### EXERCISE DESCRIPTION
Quote every line below exactly as it reads.

----- ITEMS -----

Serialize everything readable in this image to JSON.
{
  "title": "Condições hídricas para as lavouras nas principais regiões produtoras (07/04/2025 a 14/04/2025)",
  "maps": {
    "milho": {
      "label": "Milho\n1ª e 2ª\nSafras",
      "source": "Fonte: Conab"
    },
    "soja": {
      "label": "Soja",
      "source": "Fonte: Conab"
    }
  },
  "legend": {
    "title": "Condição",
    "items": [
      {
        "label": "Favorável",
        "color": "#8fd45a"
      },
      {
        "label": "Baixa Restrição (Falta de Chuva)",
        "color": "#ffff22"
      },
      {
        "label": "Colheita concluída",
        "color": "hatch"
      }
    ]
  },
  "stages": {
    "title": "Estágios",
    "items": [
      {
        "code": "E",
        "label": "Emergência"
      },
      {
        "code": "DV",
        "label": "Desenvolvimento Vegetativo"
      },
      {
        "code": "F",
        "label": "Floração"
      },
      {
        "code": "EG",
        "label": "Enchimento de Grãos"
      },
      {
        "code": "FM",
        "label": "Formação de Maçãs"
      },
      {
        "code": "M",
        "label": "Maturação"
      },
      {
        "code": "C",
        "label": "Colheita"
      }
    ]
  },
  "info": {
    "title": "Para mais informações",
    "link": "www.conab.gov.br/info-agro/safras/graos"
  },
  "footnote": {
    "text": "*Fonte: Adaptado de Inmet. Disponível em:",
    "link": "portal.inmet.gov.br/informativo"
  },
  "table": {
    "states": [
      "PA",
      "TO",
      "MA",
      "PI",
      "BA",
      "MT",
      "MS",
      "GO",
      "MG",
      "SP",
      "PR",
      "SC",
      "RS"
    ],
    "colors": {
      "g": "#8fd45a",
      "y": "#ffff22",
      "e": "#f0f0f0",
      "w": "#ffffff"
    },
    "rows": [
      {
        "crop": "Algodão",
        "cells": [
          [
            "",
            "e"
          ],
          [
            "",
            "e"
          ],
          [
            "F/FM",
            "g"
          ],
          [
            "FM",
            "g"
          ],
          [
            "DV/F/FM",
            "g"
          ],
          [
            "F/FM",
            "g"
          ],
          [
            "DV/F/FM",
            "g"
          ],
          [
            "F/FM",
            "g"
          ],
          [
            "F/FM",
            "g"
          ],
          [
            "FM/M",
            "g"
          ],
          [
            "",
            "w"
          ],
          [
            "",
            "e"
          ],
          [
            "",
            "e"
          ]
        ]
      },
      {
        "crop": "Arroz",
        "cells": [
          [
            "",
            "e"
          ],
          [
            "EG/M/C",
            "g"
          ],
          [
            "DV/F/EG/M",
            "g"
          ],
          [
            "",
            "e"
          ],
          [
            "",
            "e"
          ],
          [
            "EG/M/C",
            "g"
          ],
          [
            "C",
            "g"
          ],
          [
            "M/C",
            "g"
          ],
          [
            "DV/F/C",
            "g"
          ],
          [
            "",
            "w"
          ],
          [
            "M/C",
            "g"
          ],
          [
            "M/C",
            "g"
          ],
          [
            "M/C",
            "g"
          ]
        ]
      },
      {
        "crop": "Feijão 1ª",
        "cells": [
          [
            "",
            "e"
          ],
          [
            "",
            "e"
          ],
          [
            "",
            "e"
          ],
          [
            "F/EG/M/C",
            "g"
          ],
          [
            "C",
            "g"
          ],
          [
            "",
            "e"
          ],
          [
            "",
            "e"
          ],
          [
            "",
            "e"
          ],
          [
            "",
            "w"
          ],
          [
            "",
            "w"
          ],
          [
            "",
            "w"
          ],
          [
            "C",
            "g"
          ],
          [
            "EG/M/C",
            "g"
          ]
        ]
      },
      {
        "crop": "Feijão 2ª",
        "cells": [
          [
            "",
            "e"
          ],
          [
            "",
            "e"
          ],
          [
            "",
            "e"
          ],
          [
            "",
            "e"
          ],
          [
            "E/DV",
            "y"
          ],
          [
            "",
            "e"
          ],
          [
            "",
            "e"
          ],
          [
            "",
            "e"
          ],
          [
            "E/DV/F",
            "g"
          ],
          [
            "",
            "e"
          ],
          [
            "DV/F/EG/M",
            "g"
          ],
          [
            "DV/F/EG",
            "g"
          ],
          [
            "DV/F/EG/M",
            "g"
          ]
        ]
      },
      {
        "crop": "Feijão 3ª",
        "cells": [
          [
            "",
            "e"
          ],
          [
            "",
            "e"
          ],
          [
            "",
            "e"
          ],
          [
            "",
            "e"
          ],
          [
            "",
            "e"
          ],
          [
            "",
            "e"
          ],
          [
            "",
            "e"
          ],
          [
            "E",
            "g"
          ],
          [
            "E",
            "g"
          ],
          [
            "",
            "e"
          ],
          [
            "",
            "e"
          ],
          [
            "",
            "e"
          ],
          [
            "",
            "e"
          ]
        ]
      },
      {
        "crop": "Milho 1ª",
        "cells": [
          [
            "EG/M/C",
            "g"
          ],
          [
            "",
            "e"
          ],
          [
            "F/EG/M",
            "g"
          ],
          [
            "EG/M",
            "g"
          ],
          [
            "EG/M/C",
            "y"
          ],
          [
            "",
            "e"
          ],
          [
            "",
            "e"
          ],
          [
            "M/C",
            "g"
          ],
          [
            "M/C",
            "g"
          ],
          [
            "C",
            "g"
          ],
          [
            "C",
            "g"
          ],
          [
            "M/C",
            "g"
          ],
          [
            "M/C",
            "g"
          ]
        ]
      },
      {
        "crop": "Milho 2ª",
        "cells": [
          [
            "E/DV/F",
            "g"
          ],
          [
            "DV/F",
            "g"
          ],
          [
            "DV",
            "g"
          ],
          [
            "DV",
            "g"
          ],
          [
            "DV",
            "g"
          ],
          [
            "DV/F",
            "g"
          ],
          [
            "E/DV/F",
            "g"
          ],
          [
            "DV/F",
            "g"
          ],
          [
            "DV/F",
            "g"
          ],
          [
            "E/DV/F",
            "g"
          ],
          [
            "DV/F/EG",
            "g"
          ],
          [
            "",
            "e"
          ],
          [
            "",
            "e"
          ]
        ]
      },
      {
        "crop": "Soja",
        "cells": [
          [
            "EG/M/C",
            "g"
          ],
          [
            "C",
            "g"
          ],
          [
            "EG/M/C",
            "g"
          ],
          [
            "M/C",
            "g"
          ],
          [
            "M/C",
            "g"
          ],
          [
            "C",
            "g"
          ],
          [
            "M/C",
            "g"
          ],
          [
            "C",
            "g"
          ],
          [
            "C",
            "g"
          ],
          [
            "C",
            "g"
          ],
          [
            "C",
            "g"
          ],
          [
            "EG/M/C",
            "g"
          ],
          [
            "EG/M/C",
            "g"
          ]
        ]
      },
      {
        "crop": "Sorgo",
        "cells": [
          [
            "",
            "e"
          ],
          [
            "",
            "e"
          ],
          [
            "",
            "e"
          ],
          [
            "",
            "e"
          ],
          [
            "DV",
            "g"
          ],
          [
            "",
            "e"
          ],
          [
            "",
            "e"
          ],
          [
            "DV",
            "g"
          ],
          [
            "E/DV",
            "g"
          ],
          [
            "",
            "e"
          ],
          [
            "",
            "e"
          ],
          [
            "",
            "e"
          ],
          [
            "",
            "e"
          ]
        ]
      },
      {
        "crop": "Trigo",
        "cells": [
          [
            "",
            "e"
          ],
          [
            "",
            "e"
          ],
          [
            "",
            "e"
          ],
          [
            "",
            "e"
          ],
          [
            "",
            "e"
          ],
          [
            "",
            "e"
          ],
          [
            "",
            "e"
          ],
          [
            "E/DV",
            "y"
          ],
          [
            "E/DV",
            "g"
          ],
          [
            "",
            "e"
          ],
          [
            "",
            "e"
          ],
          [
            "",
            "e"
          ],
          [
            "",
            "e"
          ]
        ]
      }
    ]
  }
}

-----

### EXPECTED OUTPUT
Serialize everything readable in this image to JSON.
{
  "title": "Condições hídricas para as lavouras nas principais regiões produtoras (07/04/2025 a 14/04/2025)",
  "maps": {
    "milho": {
      "label": "Milho\n1ª e 2ª\nSafras",
      "source": "Fonte: Conab"
    },
    "soja": {
      "label": "Soja",
      "source": "Fonte: Conab"
    }
  },
  "legend": {
    "title": "Condição",
    "items": [
      {
        "label": "Favorável",
        "color": "#8fd45a"
      },
      {
        "label": "Baixa Restrição (Falta de Chuva)",
        "color": "#ffff22"
      },
      {
        "label": "Colheita concluída",
        "color": "hatch"
      }
    ]
  },
  "stages": {
    "title": "Estágios",
    "items": [
      {
        "code": "E",
        "label": "Emergência"
      },
      {
        "code": "DV",
        "label": "Desenvolvimento Vegetativo"
      },
      {
        "code": "F",
        "label": "Floração"
      },
      {
        "code": "EG",
        "label": "Enchimento de Grãos"
      },
      {
        "code": "FM",
        "label": "Formação de Maçãs"
      },
      {
        "code": "M",
        "label": "Maturação"
      },
      {
        "code": "C",
        "label": "Colheita"
      }
    ]
  },
  "info": {
    "title": "Para mais informações",
    "link": "www.conab.gov.br/info-agro/safras/graos"
  },
  "footnote": {
    "text": "*Fonte: Adaptado de Inmet. Disponível em:",
    "link": "portal.inmet.gov.br/informativo"
  },
  "table": {
    "states": [
      "PA",
      "TO",
      "MA",
      "PI",
      "BA",
      "MT",
      "MS",
      "GO",
      "MG",
      "SP",
      "PR",
      "SC",
      "RS"
    ],
    "colors": {
      "g": "#8fd45a",
      "y": "#ffff22",
      "e": "#f0f0f0",
      "w": "#ffffff"
    },
    "rows": [
      {
        "crop": "Algodão",
        "cells": [
          [
            "",
            "e"
          ],
          [
            "",
            "e"
          ],
          [
            "F/FM",
            "g"
          ],
          [
            "FM",
            "g"
          ],
          [
            "DV/F/FM",
            "g"
          ],
          [
            "F/FM",
            "g"
          ],
          [
            "DV/F/FM",
            "g"
          ],
          [
            "F/FM",
            "g"
          ],
          [
            "F/FM",
            "g"
          ],
          [
            "FM/M",
            "g"
          ],
          [
            "",
            "w"
          ],
          [
            "",
            "e"
          ],
          [
            "",
            "e"
          ]
        ]
      },
      {
        "crop": "Arroz",
        "cells": [
          [
            "",
            "e"
          ],
          [
            "EG/M/C",
            "g"
          ],
          [
            "DV/F/EG/M",
            "g"
          ],
          [
            "",
            "e"
          ],
          [
            "",
            "e"
          ],
          [
            "EG/M/C",
            "g"
          ],
          [
            "C",
            "g"
          ],
          [
            "M/C",
            "g"
          ],
          [
            "DV/F/C",
            "g"
          ],
          [
            "",
            "w"
          ],
          [
            "M/C",
            "g"
          ],
          [
            "M/C",
            "g"
          ],
          [
            "M/C",
            "g"
          ]
        ]
      },
      {
        "crop": "Feijão 1ª",
        "cells": [
          [
            "",
            "e"
          ],
          [
            "",
            "e"
          ],
          [
            "",
            "e"
          ],
          [
            "F/EG/M/C",
            "g"
          ],
          [
            "C",
            "g"
          ],
          [
            "",
            "e"
          ],
          [
            "",
            "e"
          ],
          [
            "",
            "e"
          ],
          [
            "",
            "w"
          ],
          [
            "",
            "w"
          ],
          [
            "",
            "w"
          ],
          [
            "C",
            "g"
          ],
          [
            "EG/M/C",
            "g"
          ]
        ]
      },
      {
        "crop": "Feijão 2ª",
        "cells": [
          [
            "",
            "e"
          ],
          [
            "",
            "e"
          ],
          [
            "",
            "e"
          ],
          [
            "",
            "e"
          ],
          [
            "E/DV",
            "y"
          ],
          [
            "",
            "e"
          ],
          [
            "",
            "e"
          ],
          [
            "",
            "e"
          ],
          [
            "E/DV/F",
            "g"
          ],
          [
            "",
            "e"
          ],
          [
            "DV/F/EG/M",
            "g"
          ],
          [
            "DV/F/EG",
            "g"
          ],
          [
            "DV/F/EG/M",
            "g"
          ]
        ]
      },
      {
        "crop": "Feijão 3ª",
        "cells": [
          [
            "",
            "e"
          ],
          [
            "",
            "e"
          ],
          [
            "",
            "e"
          ],
          [
            "",
            "e"
          ],
          [
            "",
            "e"
          ],
          [
            "",
            "e"
          ],
          [
            "",
            "e"
          ],
          [
            "E",
            "g"
          ],
          [
            "E",
            "g"
          ],
          [
            "",
            "e"
          ],
          [
            "",
            "e"
          ],
          [
            "",
            "e"
          ],
          [
            "",
            "e"
          ]
        ]
      },
      {
        "crop": "Milho 1ª",
        "cells": [
          [
            "EG/M/C",
            "g"
          ],
          [
            "",
            "e"
          ],
          [
            "F/EG/M",
            "g"
          ],
          [
            "EG/M",
            "g"
          ],
          [
            "EG/M/C",
            "y"
          ],
          [
            "",
            "e"
          ],
          [
            "",
            "e"
          ],
          [
            "M/C",
            "g"
          ],
          [
            "M/C",
            "g"
          ],
          [
            "C",
            "g"
          ],
          [
            "C",
            "g"
          ],
          [
            "M/C",
            "g"
          ],
          [
            "M/C",
            "g"
          ]
        ]
      },
      {
        "crop": "Milho 2ª",
        "cells": [
          [
            "E/DV/F",
            "g"
          ],
          [
            "DV/F",
            "g"
          ],
          [
            "DV",
            "g"
          ],
          [
            "DV",
            "g"
          ],
          [
            "DV",
            "g"
          ],
          [
            "DV/F",
            "g"
          ],
          [
            "E/DV/F",
            "g"
          ],
          [
            "DV/F",
            "g"
          ],
          [
            "DV/F",
            "g"
          ],
          [
            "E/DV/F",
            "g"
          ],
          [
            "DV/F/EG",
            "g"
          ],
          [
            "",
            "e"
          ],
          [
            "",
            "e"
          ]
        ]
      },
      {
        "crop": "Soja",
        "cells": [
          [
            "EG/M/C",
            "g"
          ],
          [
            "C",
            "g"
          ],
          [
            "EG/M/C",
            "g"
          ],
          [
            "M/C",
            "g"
          ],
          [
            "M/C",
            "g"
          ],
          [
            "C",
            "g"
          ],
          [
            "M/C",
            "g"
          ],
          [
            "C",
            "g"
          ],
          [
            "C",
            "g"
          ],
          [
            "C",
            "g"
          ],
          [
            "C",
            "g"
          ],
          [
            "EG/M/C",
            "g"
          ],
          [
            "EG/M/C",
            "g"
          ]
        ]
      },
      {
        "crop": "Sorgo",
        "cells": [
          [
            "",
            "e"
          ],
          [
            "",
            "e"
          ],
          [
            "",
            "e"
          ],
          [
            "",
            "e"
          ],
          [
            "DV",
            "g"
          ],
          [
            "",
            "e"
          ],
          [
            "",
            "e"
          ],
          [
            "DV",
            "g"
          ],
          [
            "E/DV",
            "g"
          ],
          [
            "",
            "e"
          ],
          [
            "",
            "e"
          ],
          [
            "",
            "e"
          ],
          [
            "",
            "e"
          ]
        ]
      },
      {
        "crop": "Trigo",
        "cells": [
          [
            "",
            "e"
          ],
          [
            "",
            "e"
          ],
          [
            "",
            "e"
          ],
          [
            "",
            "e"
          ],
          [
            "",
            "e"
          ],
          [
            "",
            "e"
          ],
          [
            "",
            "e"
          ],
          [
            "E/DV",
            "y"
          ],
          [
            "E/DV",
            "g"
          ],
          [
            "",
            "e"
          ],
          [
            "",
            "e"
          ],
          [
            "",
            "e"
          ],
          [
            "",
            "e"
          ]
        ]
      }
    ]
  }
}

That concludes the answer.